## Begin Given records
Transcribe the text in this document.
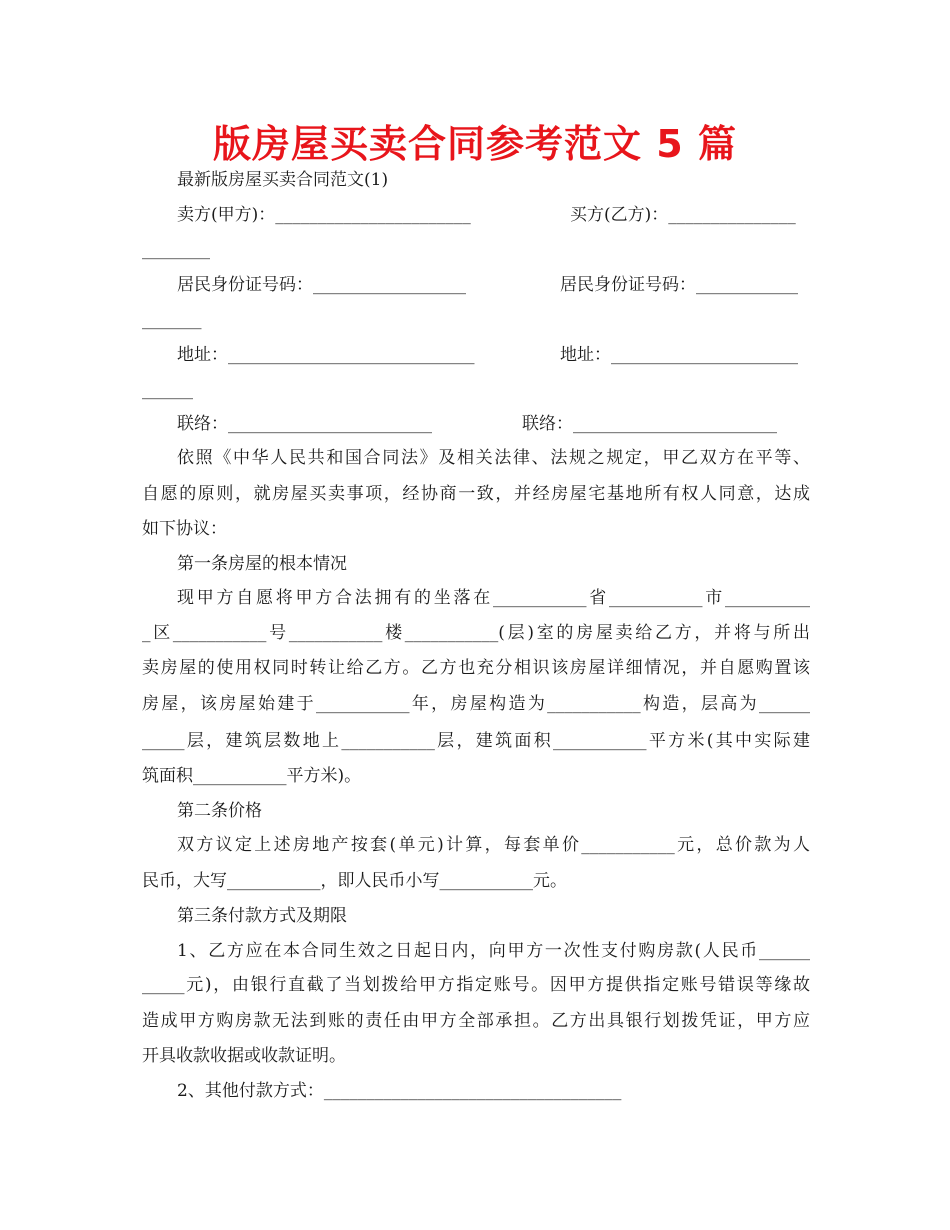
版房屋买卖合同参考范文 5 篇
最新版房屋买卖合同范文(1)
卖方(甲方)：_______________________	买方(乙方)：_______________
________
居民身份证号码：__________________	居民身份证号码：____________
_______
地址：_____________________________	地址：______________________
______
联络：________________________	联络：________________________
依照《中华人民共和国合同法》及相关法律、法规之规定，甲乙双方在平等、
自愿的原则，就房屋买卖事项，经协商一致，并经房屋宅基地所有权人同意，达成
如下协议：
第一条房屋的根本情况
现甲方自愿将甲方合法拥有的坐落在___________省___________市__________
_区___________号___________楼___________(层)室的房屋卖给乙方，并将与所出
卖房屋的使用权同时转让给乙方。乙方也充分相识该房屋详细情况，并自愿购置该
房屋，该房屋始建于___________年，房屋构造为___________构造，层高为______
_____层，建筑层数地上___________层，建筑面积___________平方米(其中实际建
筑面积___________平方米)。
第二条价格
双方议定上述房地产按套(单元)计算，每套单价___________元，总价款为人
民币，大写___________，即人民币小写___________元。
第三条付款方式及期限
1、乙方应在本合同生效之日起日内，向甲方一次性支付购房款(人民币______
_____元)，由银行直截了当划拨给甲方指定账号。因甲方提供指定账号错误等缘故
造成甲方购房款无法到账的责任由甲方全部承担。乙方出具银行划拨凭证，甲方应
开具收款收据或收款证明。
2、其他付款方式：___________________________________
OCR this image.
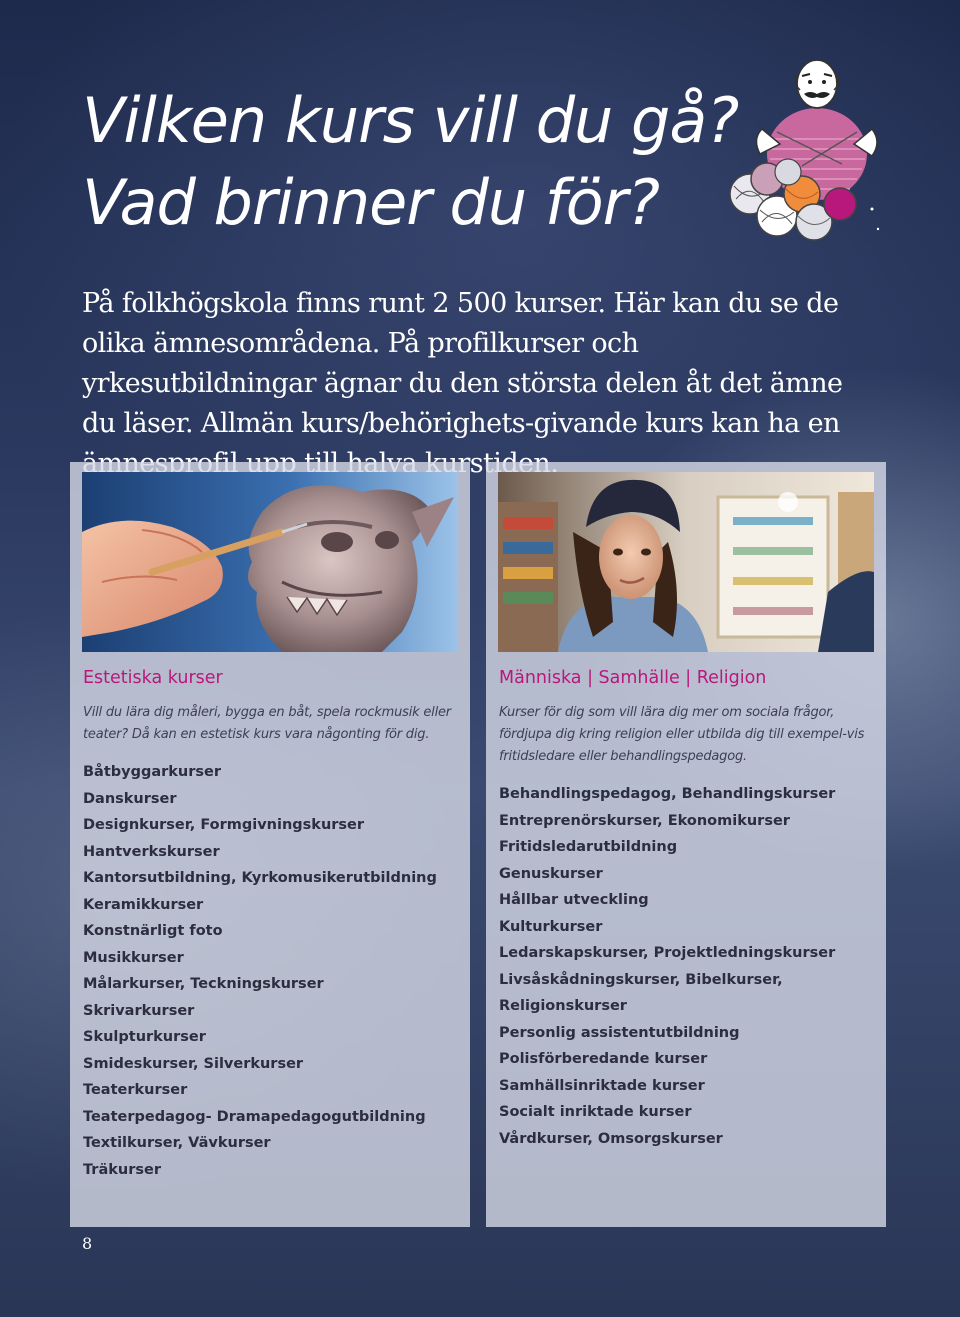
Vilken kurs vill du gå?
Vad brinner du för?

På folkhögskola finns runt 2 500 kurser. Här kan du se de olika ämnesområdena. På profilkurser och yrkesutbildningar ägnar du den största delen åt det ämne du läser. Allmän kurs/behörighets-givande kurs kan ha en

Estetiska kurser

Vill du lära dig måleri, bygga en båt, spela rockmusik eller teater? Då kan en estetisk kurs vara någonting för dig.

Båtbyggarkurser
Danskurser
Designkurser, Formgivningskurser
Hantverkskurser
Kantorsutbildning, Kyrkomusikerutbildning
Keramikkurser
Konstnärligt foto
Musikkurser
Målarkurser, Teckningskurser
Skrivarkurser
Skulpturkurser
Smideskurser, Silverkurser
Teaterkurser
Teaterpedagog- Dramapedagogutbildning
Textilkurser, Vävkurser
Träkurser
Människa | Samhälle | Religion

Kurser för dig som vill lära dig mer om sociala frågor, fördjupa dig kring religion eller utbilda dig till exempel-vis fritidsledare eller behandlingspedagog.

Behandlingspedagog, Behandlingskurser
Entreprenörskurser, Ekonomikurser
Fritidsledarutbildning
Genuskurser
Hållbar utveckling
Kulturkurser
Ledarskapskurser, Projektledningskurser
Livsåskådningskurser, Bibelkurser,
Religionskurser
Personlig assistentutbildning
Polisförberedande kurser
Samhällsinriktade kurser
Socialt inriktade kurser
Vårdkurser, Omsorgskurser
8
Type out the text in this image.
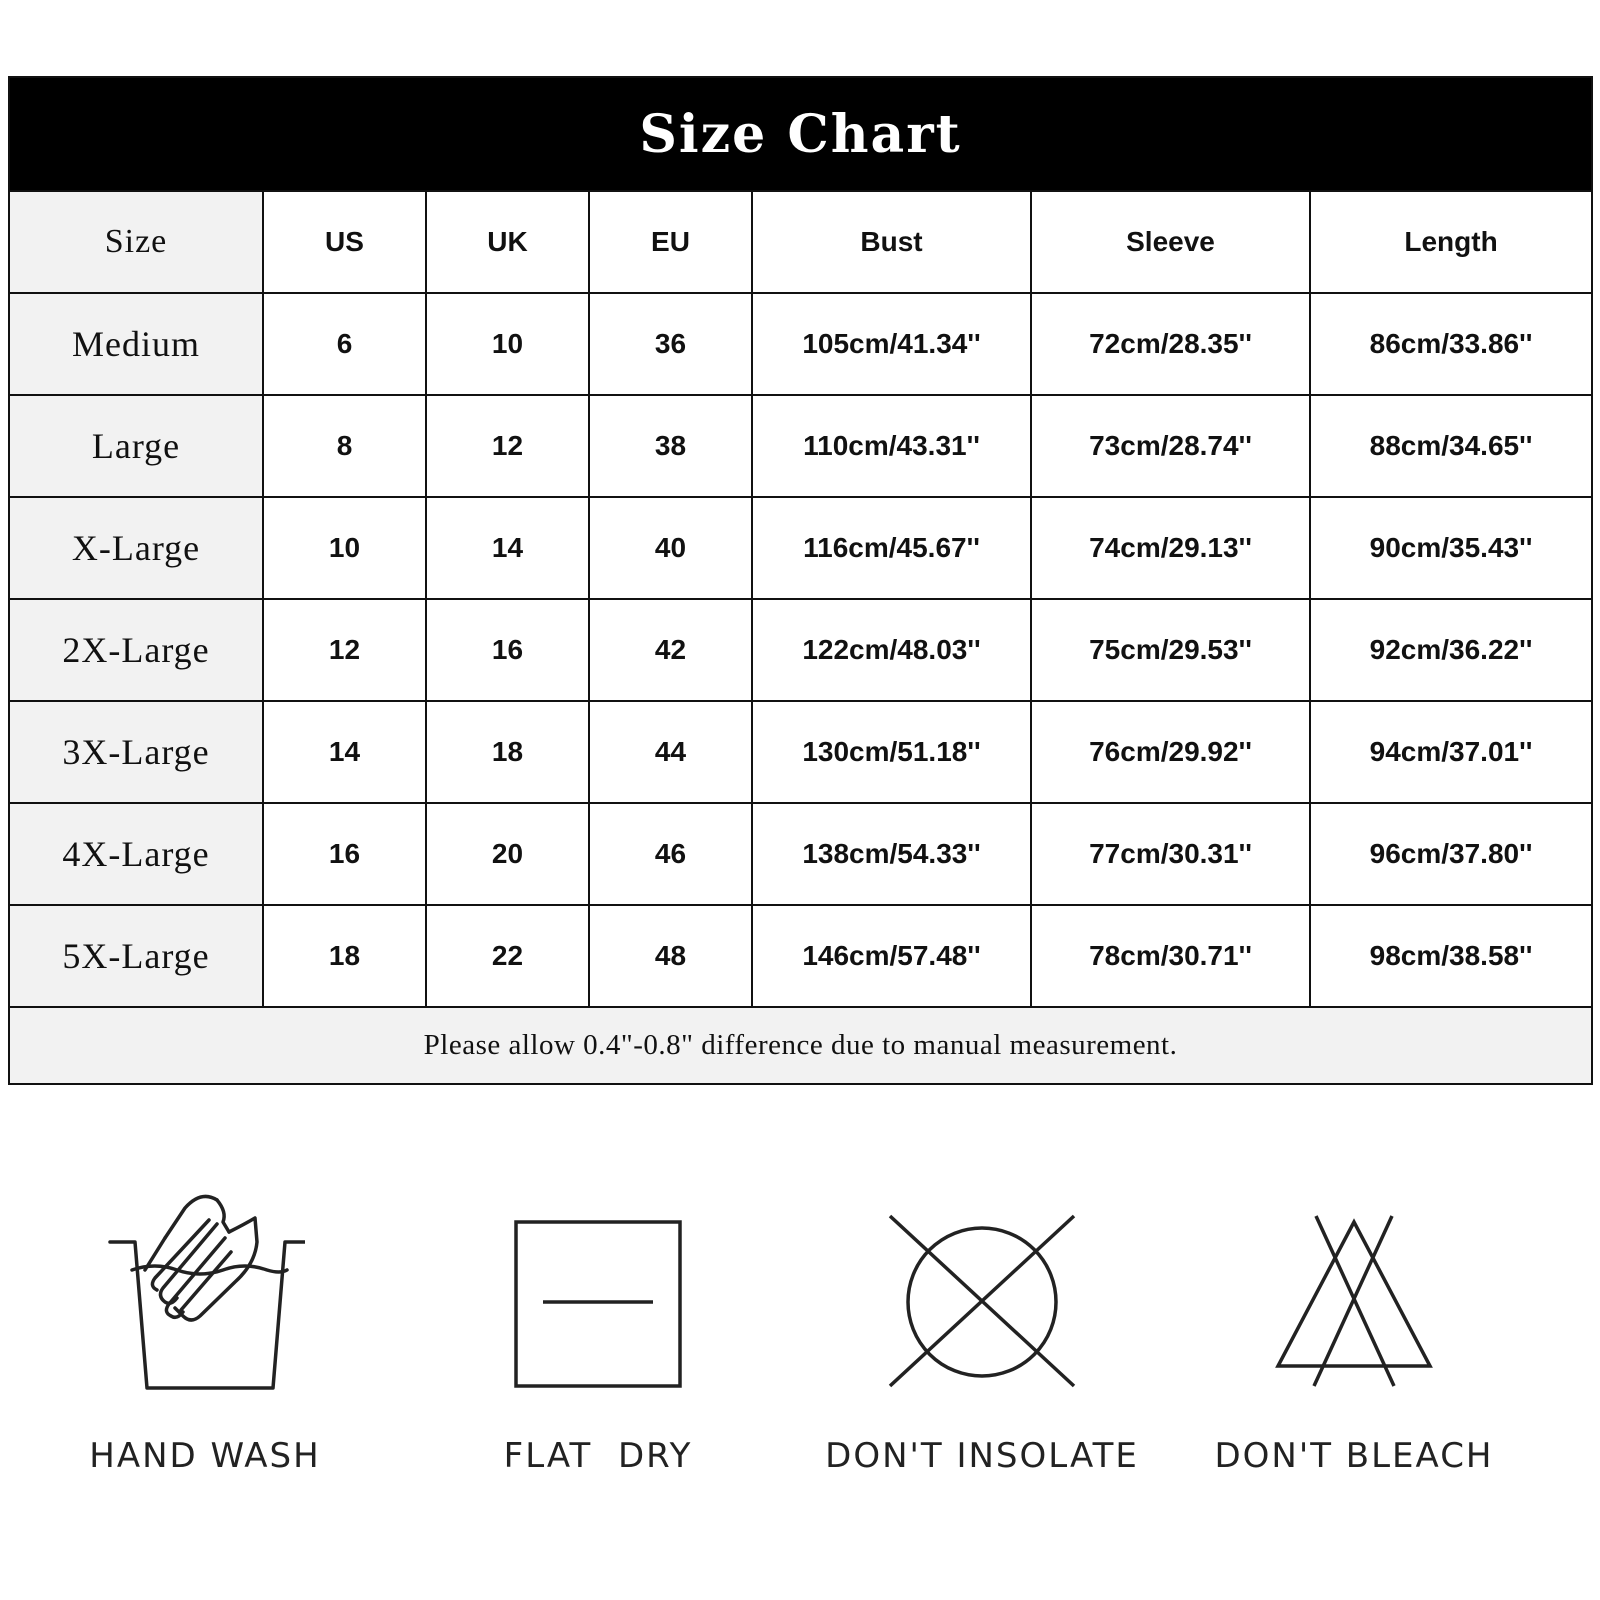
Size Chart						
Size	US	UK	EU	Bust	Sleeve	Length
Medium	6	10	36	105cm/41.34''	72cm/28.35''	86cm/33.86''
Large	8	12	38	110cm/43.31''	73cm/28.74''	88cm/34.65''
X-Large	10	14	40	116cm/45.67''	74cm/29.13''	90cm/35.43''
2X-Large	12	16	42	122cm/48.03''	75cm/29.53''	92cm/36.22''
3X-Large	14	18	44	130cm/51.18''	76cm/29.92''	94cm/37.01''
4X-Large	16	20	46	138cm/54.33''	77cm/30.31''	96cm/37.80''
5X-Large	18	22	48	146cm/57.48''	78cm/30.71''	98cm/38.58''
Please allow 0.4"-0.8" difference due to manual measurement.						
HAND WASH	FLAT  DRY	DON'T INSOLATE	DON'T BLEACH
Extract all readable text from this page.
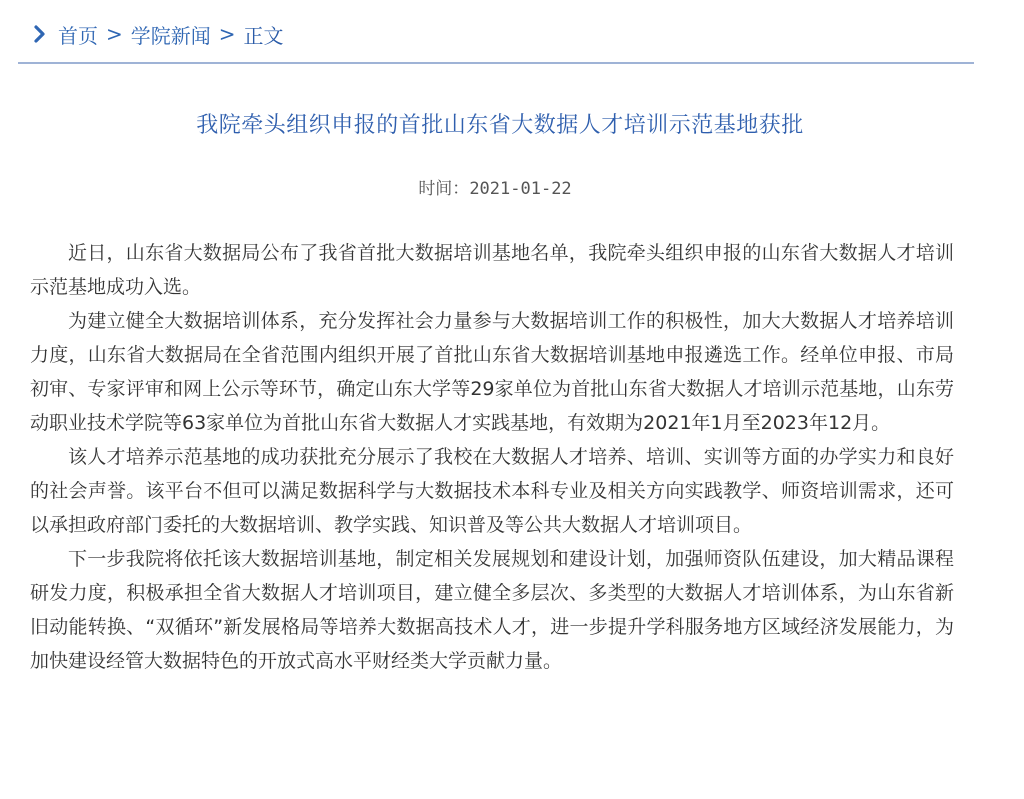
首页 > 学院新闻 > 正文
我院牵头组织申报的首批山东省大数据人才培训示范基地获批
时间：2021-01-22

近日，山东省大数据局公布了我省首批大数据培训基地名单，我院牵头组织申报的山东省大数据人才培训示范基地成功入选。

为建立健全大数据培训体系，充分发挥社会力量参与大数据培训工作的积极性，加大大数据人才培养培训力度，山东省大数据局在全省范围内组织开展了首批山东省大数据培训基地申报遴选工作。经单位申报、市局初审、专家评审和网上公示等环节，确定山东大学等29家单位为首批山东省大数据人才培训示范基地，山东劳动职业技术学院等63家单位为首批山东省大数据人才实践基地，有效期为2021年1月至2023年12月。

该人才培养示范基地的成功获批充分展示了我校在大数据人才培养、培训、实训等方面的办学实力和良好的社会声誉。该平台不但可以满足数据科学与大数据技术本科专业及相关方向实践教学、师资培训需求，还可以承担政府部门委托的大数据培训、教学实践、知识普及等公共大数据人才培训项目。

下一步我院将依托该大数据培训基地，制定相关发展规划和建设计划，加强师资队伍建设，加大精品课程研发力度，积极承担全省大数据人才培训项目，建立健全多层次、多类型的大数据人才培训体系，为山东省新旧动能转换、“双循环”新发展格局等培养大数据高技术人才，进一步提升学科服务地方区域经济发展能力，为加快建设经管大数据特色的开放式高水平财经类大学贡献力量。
## End Given records
Task goal: Pass over all pictures while writing out the lines from the line with "Extract all readable text from this page." through the last line exactly.

Exercise answer:
Extract all readable text from this page.
首页 > 学院新闻 > 正文
我院牵头组织申报的首批山东省大数据人才培训示范基地获批
时间：2021-01-22

近日，山东省大数据局公布了我省首批大数据培训基地名单，我院牵头组织申报的山东省大数据人才培训示范基地成功入选。

为建立健全大数据培训体系，充分发挥社会力量参与大数据培训工作的积极性，加大大数据人才培养培训力度，山东省大数据局在全省范围内组织开展了首批山东省大数据培训基地申报遴选工作。经单位申报、市局初审、专家评审和网上公示等环节，确定山东大学等29家单位为首批山东省大数据人才培训示范基地，山东劳动职业技术学院等63家单位为首批山东省大数据人才实践基地，有效期为2021年1月至2023年12月。

该人才培养示范基地的成功获批充分展示了我校在大数据人才培养、培训、实训等方面的办学实力和良好的社会声誉。该平台不但可以满足数据科学与大数据技术本科专业及相关方向实践教学、师资培训需求，还可以承担政府部门委托的大数据培训、教学实践、知识普及等公共大数据人才培训项目。

下一步我院将依托该大数据培训基地，制定相关发展规划和建设计划，加强师资队伍建设，加大精品课程研发力度，积极承担全省大数据人才培训项目，建立健全多层次、多类型的大数据人才培训体系，为山东省新旧动能转换、“双循环”新发展格局等培养大数据高技术人才，进一步提升学科服务地方区域经济发展能力，为加快建设经管大数据特色的开放式高水平财经类大学贡献力量。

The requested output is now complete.